From the entries below, report only the number of lines that contain the word "meat".

Segment Start: Provided information

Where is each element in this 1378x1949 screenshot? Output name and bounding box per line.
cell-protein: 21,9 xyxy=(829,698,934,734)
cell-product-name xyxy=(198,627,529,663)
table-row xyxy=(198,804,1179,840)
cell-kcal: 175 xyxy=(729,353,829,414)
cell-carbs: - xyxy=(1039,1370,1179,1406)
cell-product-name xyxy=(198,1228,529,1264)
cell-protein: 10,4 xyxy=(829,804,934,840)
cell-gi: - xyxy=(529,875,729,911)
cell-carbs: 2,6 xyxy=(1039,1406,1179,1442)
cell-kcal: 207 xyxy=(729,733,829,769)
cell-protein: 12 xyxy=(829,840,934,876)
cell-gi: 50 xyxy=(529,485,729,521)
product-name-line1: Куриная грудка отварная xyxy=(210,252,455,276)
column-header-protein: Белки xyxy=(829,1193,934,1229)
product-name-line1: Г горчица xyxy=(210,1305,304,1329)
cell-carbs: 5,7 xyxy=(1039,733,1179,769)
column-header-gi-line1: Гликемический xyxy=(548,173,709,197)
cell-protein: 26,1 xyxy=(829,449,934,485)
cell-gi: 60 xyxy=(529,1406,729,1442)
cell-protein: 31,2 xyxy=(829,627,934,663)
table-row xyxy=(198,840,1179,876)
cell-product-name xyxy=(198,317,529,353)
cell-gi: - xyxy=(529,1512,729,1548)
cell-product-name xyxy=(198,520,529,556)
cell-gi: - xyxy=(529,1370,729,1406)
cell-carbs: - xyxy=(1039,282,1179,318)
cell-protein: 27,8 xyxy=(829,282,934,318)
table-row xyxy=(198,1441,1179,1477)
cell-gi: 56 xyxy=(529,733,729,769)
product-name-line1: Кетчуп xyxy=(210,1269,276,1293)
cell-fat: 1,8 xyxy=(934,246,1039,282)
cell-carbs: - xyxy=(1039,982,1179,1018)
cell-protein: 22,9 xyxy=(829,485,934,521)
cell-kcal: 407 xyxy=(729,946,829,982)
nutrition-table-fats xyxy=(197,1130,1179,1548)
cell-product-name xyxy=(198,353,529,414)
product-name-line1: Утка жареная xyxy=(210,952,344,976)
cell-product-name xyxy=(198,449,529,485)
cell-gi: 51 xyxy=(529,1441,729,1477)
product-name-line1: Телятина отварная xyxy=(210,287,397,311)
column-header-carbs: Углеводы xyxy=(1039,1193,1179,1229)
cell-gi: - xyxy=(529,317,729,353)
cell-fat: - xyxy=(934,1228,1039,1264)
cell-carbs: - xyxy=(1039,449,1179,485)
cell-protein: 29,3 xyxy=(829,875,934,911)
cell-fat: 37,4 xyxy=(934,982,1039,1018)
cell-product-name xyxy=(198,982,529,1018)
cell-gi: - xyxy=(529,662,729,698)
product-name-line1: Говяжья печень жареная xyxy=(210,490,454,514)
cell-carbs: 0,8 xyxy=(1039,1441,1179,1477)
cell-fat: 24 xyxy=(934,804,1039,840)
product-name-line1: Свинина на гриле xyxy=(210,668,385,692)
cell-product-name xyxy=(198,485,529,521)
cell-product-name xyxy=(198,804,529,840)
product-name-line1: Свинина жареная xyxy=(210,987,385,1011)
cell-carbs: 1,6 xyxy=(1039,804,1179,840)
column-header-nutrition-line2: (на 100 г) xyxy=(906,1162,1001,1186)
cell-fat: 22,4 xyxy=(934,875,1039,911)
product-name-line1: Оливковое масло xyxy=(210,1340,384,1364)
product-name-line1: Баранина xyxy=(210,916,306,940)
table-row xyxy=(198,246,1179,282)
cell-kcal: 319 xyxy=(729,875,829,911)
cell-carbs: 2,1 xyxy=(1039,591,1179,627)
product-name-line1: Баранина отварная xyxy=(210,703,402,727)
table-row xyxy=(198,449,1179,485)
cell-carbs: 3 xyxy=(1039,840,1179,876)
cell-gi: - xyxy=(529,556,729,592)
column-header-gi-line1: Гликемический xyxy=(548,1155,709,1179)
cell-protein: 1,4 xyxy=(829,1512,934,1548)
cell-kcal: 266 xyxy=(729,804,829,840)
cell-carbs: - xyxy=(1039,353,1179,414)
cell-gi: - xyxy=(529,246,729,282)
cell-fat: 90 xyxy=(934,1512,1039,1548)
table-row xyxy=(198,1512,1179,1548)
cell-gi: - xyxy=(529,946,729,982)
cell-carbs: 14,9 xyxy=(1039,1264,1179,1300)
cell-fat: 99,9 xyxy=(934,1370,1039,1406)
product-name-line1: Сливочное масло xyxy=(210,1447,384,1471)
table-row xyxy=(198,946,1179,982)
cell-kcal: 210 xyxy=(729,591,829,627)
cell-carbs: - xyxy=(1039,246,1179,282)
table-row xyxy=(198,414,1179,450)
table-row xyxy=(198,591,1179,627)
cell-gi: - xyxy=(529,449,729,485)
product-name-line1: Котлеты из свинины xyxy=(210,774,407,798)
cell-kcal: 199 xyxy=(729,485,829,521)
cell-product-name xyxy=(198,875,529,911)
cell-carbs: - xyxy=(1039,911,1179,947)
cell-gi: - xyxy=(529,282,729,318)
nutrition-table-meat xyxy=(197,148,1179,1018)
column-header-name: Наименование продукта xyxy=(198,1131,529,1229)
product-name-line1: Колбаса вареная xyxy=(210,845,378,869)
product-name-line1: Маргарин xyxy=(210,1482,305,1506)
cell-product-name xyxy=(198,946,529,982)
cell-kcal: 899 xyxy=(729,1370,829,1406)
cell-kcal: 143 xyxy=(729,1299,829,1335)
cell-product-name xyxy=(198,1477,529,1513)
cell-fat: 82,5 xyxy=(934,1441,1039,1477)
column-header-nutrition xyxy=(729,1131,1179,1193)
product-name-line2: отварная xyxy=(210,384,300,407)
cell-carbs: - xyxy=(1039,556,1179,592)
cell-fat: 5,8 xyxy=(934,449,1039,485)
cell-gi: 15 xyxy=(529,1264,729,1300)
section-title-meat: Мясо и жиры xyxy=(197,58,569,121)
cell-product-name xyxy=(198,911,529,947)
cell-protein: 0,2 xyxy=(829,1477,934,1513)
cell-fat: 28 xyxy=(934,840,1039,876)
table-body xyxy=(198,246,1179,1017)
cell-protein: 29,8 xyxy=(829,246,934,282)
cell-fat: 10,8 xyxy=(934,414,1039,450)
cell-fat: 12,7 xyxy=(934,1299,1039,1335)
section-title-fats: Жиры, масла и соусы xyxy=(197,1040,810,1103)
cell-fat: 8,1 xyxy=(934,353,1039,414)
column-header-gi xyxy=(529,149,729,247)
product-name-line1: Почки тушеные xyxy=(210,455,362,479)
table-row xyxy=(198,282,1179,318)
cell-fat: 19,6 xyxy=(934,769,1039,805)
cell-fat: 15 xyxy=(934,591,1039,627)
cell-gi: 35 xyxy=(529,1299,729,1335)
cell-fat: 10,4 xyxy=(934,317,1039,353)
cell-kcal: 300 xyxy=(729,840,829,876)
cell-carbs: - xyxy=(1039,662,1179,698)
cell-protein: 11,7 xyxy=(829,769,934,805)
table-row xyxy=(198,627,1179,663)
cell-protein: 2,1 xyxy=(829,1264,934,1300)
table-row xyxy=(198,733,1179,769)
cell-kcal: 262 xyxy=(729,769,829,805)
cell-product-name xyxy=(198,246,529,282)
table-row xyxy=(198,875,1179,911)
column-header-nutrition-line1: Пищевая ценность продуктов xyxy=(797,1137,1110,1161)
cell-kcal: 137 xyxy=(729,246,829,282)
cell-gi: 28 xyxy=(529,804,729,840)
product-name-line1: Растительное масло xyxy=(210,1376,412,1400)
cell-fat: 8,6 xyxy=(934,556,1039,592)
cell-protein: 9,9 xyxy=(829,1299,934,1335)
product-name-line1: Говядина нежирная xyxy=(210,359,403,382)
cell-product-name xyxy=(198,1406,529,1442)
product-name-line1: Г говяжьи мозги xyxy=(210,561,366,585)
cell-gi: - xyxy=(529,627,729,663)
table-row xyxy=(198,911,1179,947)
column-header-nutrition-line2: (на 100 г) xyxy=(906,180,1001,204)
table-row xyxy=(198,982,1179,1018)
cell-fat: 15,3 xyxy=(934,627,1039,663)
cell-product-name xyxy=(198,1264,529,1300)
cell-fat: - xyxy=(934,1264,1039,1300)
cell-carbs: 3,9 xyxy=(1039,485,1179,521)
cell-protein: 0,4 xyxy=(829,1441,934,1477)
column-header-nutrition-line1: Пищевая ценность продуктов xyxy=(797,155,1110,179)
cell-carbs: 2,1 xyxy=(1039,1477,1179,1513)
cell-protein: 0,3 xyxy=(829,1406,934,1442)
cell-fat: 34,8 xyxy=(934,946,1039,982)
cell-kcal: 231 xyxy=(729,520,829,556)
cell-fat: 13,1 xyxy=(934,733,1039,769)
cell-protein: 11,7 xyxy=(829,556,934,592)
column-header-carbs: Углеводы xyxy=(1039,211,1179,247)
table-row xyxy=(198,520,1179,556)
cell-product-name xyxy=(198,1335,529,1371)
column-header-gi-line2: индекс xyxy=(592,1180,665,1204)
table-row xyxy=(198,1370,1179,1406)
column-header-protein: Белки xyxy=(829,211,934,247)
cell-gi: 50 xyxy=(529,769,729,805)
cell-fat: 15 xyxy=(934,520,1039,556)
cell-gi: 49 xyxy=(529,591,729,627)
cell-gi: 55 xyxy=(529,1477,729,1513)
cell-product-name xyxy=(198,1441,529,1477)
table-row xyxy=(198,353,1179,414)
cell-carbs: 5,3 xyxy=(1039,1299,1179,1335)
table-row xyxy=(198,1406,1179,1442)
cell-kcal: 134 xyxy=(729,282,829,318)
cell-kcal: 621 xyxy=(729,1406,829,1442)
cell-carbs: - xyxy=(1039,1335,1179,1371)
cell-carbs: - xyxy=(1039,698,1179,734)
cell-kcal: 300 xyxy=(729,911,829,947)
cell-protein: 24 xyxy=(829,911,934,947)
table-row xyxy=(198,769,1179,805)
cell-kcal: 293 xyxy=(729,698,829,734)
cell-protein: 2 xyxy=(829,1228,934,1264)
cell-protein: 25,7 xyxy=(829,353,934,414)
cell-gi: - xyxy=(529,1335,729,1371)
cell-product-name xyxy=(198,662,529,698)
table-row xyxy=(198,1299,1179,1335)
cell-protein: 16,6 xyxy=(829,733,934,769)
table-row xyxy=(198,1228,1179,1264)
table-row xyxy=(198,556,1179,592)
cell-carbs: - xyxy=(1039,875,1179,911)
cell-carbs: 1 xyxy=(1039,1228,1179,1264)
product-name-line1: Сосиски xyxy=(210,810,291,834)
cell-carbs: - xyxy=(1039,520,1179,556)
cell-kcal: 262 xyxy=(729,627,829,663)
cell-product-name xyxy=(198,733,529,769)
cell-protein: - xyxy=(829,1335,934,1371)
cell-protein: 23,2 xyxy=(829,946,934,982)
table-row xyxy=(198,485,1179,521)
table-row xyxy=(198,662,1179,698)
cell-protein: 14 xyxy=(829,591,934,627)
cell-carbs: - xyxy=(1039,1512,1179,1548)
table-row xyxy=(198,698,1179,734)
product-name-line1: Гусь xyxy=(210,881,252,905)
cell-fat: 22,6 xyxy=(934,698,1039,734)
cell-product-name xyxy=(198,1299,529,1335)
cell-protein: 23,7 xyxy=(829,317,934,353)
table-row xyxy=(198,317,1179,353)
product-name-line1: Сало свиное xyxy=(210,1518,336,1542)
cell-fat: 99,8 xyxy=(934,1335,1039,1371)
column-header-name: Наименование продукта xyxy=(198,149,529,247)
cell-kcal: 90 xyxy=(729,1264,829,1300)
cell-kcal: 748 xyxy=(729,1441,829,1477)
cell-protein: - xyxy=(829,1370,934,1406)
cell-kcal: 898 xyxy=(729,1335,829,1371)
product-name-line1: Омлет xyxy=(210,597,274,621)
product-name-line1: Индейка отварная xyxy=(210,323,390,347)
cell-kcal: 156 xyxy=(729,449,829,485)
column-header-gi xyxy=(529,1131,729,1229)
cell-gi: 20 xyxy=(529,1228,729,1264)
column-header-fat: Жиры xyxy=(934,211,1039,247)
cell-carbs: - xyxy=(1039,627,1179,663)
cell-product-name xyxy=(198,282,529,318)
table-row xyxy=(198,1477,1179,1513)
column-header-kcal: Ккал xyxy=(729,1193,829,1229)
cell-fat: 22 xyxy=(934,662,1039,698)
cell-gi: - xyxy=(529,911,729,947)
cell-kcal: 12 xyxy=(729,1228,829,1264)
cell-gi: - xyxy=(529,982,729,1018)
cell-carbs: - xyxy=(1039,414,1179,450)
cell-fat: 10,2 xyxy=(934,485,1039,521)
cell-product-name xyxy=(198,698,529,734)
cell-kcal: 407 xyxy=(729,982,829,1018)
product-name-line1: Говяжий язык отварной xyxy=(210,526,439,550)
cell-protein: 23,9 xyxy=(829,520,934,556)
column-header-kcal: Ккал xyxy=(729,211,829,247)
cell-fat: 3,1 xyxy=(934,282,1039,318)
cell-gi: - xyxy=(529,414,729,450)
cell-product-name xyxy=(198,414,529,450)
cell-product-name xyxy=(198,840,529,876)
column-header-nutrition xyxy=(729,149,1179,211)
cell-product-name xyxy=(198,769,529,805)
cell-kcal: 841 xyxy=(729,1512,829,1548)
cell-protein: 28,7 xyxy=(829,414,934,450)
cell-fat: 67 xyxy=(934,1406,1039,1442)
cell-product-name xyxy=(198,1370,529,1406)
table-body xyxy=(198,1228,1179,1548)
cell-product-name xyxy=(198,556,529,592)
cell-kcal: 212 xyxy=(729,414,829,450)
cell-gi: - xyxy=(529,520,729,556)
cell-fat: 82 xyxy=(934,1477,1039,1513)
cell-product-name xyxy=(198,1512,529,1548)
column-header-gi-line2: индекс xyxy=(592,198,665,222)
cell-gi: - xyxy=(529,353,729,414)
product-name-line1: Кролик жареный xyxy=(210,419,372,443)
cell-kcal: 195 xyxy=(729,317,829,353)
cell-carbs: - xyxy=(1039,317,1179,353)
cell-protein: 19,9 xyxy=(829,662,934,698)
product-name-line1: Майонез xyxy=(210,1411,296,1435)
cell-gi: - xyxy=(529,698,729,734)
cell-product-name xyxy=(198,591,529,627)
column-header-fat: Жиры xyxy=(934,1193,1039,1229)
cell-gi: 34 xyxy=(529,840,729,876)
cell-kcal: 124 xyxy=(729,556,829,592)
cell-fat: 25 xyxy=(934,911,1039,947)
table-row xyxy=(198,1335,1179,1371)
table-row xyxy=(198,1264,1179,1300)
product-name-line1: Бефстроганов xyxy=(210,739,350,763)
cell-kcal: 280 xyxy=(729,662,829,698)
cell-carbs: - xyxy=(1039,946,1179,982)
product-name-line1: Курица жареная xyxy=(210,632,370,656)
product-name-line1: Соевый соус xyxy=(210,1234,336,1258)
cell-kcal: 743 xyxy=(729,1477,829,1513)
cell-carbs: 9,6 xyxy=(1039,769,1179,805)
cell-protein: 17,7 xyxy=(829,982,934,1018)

Segment End: Provided information

Solution to this exercise
2